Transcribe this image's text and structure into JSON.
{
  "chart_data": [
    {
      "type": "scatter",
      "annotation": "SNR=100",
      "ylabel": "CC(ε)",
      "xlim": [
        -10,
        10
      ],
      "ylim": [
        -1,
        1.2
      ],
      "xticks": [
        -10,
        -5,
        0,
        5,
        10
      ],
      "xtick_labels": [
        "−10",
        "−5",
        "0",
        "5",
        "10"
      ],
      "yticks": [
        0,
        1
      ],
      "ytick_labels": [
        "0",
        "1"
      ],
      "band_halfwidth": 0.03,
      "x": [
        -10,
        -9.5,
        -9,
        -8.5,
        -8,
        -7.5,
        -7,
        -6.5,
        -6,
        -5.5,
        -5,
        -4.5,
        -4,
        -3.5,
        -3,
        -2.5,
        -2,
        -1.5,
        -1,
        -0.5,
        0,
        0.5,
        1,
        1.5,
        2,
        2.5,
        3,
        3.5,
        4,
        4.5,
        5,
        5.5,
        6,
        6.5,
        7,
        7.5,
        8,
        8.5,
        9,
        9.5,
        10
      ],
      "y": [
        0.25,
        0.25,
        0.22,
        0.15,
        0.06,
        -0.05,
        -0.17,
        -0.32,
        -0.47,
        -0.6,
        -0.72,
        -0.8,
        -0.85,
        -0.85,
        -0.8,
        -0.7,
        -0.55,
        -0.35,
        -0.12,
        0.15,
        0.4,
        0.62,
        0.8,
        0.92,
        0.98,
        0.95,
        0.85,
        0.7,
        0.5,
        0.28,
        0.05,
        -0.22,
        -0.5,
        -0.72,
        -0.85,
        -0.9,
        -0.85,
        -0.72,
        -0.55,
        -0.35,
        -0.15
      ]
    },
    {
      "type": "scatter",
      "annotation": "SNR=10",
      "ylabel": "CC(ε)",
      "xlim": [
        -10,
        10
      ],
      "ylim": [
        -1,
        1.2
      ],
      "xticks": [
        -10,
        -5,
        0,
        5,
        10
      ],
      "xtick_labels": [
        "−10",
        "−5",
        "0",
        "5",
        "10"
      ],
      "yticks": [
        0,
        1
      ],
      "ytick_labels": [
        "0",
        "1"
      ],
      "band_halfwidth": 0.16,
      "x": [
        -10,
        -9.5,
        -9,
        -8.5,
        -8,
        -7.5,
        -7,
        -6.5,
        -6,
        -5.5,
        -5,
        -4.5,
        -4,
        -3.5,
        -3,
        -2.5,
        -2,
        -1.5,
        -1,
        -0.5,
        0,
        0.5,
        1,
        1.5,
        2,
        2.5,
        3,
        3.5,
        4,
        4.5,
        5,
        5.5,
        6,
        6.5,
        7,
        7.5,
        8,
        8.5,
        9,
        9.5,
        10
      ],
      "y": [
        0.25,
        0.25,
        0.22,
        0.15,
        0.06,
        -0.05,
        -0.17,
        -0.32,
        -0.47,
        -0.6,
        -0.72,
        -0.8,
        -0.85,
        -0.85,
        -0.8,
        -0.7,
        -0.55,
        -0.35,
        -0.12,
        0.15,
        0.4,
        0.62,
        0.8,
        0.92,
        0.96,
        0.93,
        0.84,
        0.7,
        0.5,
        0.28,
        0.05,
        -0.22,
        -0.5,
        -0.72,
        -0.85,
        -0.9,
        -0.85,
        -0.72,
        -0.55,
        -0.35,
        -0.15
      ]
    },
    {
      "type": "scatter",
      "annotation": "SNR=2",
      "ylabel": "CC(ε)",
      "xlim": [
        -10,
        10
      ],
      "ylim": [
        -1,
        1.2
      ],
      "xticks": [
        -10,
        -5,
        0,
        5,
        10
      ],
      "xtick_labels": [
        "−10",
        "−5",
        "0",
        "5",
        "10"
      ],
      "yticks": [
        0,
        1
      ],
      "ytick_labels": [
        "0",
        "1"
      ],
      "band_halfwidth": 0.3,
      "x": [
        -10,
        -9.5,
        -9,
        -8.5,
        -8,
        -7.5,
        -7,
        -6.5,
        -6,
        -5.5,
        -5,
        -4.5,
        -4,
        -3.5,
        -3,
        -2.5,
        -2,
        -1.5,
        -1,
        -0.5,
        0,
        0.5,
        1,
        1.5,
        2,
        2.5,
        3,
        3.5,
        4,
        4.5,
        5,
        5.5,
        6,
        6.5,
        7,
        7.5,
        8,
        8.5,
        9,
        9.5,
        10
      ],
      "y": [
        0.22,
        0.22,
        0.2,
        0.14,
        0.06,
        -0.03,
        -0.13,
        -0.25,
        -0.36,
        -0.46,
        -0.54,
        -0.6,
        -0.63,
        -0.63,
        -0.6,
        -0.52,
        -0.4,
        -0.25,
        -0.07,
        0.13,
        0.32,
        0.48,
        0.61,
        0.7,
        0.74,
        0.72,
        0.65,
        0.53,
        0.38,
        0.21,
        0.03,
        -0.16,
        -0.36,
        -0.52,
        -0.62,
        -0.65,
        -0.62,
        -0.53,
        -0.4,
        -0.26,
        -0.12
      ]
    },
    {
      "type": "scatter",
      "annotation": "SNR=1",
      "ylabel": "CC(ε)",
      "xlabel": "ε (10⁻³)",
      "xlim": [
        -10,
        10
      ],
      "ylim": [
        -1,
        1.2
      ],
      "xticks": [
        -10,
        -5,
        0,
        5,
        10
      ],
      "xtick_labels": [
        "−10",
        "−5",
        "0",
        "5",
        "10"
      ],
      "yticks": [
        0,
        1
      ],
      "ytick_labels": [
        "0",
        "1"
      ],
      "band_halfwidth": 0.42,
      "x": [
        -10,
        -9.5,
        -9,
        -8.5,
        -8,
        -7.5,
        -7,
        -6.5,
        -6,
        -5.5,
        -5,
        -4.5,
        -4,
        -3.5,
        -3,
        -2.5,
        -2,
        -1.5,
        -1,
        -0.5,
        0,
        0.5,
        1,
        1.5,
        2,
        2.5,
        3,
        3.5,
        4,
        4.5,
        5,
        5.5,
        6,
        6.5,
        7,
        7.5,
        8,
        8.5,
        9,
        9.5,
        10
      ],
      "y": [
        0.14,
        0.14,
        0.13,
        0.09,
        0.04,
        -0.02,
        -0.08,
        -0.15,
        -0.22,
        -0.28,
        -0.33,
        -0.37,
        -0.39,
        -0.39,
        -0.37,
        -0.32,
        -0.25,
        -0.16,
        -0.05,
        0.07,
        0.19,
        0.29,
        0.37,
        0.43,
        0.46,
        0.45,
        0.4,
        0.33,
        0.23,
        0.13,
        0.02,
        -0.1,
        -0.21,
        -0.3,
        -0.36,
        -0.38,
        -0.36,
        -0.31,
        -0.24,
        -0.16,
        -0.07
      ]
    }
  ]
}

# # #

DESCRIPTION OF THE TASK -> The records above should be restated word for word, please.

EXERCISE RESPONSE ->
Transcribe this image's text and structure into JSON.
{
  "chart_data": [
    {
      "type": "scatter",
      "annotation": "SNR=100",
      "ylabel": "CC(ε)",
      "xlim": [
        -10,
        10
      ],
      "ylim": [
        -1,
        1.2
      ],
      "xticks": [
        -10,
        -5,
        0,
        5,
        10
      ],
      "xtick_labels": [
        "−10",
        "−5",
        "0",
        "5",
        "10"
      ],
      "yticks": [
        0,
        1
      ],
      "ytick_labels": [
        "0",
        "1"
      ],
      "band_halfwidth": 0.03,
      "x": [
        -10,
        -9.5,
        -9,
        -8.5,
        -8,
        -7.5,
        -7,
        -6.5,
        -6,
        -5.5,
        -5,
        -4.5,
        -4,
        -3.5,
        -3,
        -2.5,
        -2,
        -1.5,
        -1,
        -0.5,
        0,
        0.5,
        1,
        1.5,
        2,
        2.5,
        3,
        3.5,
        4,
        4.5,
        5,
        5.5,
        6,
        6.5,
        7,
        7.5,
        8,
        8.5,
        9,
        9.5,
        10
      ],
      "y": [
        0.25,
        0.25,
        0.22,
        0.15,
        0.06,
        -0.05,
        -0.17,
        -0.32,
        -0.47,
        -0.6,
        -0.72,
        -0.8,
        -0.85,
        -0.85,
        -0.8,
        -0.7,
        -0.55,
        -0.35,
        -0.12,
        0.15,
        0.4,
        0.62,
        0.8,
        0.92,
        0.98,
        0.95,
        0.85,
        0.7,
        0.5,
        0.28,
        0.05,
        -0.22,
        -0.5,
        -0.72,
        -0.85,
        -0.9,
        -0.85,
        -0.72,
        -0.55,
        -0.35,
        -0.15
      ]
    },
    {
      "type": "scatter",
      "annotation": "SNR=10",
      "ylabel": "CC(ε)",
      "xlim": [
        -10,
        10
      ],
      "ylim": [
        -1,
        1.2
      ],
      "xticks": [
        -10,
        -5,
        0,
        5,
        10
      ],
      "xtick_labels": [
        "−10",
        "−5",
        "0",
        "5",
        "10"
      ],
      "yticks": [
        0,
        1
      ],
      "ytick_labels": [
        "0",
        "1"
      ],
      "band_halfwidth": 0.16,
      "x": [
        -10,
        -9.5,
        -9,
        -8.5,
        -8,
        -7.5,
        -7,
        -6.5,
        -6,
        -5.5,
        -5,
        -4.5,
        -4,
        -3.5,
        -3,
        -2.5,
        -2,
        -1.5,
        -1,
        -0.5,
        0,
        0.5,
        1,
        1.5,
        2,
        2.5,
        3,
        3.5,
        4,
        4.5,
        5,
        5.5,
        6,
        6.5,
        7,
        7.5,
        8,
        8.5,
        9,
        9.5,
        10
      ],
      "y": [
        0.25,
        0.25,
        0.22,
        0.15,
        0.06,
        -0.05,
        -0.17,
        -0.32,
        -0.47,
        -0.6,
        -0.72,
        -0.8,
        -0.85,
        -0.85,
        -0.8,
        -0.7,
        -0.55,
        -0.35,
        -0.12,
        0.15,
        0.4,
        0.62,
        0.8,
        0.92,
        0.96,
        0.93,
        0.84,
        0.7,
        0.5,
        0.28,
        0.05,
        -0.22,
        -0.5,
        -0.72,
        -0.85,
        -0.9,
        -0.85,
        -0.72,
        -0.55,
        -0.35,
        -0.15
      ]
    },
    {
      "type": "scatter",
      "annotation": "SNR=2",
      "ylabel": "CC(ε)",
      "xlim": [
        -10,
        10
      ],
      "ylim": [
        -1,
        1.2
      ],
      "xticks": [
        -10,
        -5,
        0,
        5,
        10
      ],
      "xtick_labels": [
        "−10",
        "−5",
        "0",
        "5",
        "10"
      ],
      "yticks": [
        0,
        1
      ],
      "ytick_labels": [
        "0",
        "1"
      ],
      "band_halfwidth": 0.3,
      "x": [
        -10,
        -9.5,
        -9,
        -8.5,
        -8,
        -7.5,
        -7,
        -6.5,
        -6,
        -5.5,
        -5,
        -4.5,
        -4,
        -3.5,
        -3,
        -2.5,
        -2,
        -1.5,
        -1,
        -0.5,
        0,
        0.5,
        1,
        1.5,
        2,
        2.5,
        3,
        3.5,
        4,
        4.5,
        5,
        5.5,
        6,
        6.5,
        7,
        7.5,
        8,
        8.5,
        9,
        9.5,
        10
      ],
      "y": [
        0.22,
        0.22,
        0.2,
        0.14,
        0.06,
        -0.03,
        -0.13,
        -0.25,
        -0.36,
        -0.46,
        -0.54,
        -0.6,
        -0.63,
        -0.63,
        -0.6,
        -0.52,
        -0.4,
        -0.25,
        -0.07,
        0.13,
        0.32,
        0.48,
        0.61,
        0.7,
        0.74,
        0.72,
        0.65,
        0.53,
        0.38,
        0.21,
        0.03,
        -0.16,
        -0.36,
        -0.52,
        -0.62,
        -0.65,
        -0.62,
        -0.53,
        -0.4,
        -0.26,
        -0.12
      ]
    },
    {
      "type": "scatter",
      "annotation": "SNR=1",
      "ylabel": "CC(ε)",
      "xlabel": "ε (10⁻³)",
      "xlim": [
        -10,
        10
      ],
      "ylim": [
        -1,
        1.2
      ],
      "xticks": [
        -10,
        -5,
        0,
        5,
        10
      ],
      "xtick_labels": [
        "−10",
        "−5",
        "0",
        "5",
        "10"
      ],
      "yticks": [
        0,
        1
      ],
      "ytick_labels": [
        "0",
        "1"
      ],
      "band_halfwidth": 0.42,
      "x": [
        -10,
        -9.5,
        -9,
        -8.5,
        -8,
        -7.5,
        -7,
        -6.5,
        -6,
        -5.5,
        -5,
        -4.5,
        -4,
        -3.5,
        -3,
        -2.5,
        -2,
        -1.5,
        -1,
        -0.5,
        0,
        0.5,
        1,
        1.5,
        2,
        2.5,
        3,
        3.5,
        4,
        4.5,
        5,
        5.5,
        6,
        6.5,
        7,
        7.5,
        8,
        8.5,
        9,
        9.5,
        10
      ],
      "y": [
        0.14,
        0.14,
        0.13,
        0.09,
        0.04,
        -0.02,
        -0.08,
        -0.15,
        -0.22,
        -0.28,
        -0.33,
        -0.37,
        -0.39,
        -0.39,
        -0.37,
        -0.32,
        -0.25,
        -0.16,
        -0.05,
        0.07,
        0.19,
        0.29,
        0.37,
        0.43,
        0.46,
        0.45,
        0.4,
        0.33,
        0.23,
        0.13,
        0.02,
        -0.1,
        -0.21,
        -0.3,
        -0.36,
        -0.38,
        -0.36,
        -0.31,
        -0.24,
        -0.16,
        -0.07
      ]
    }
  ]
}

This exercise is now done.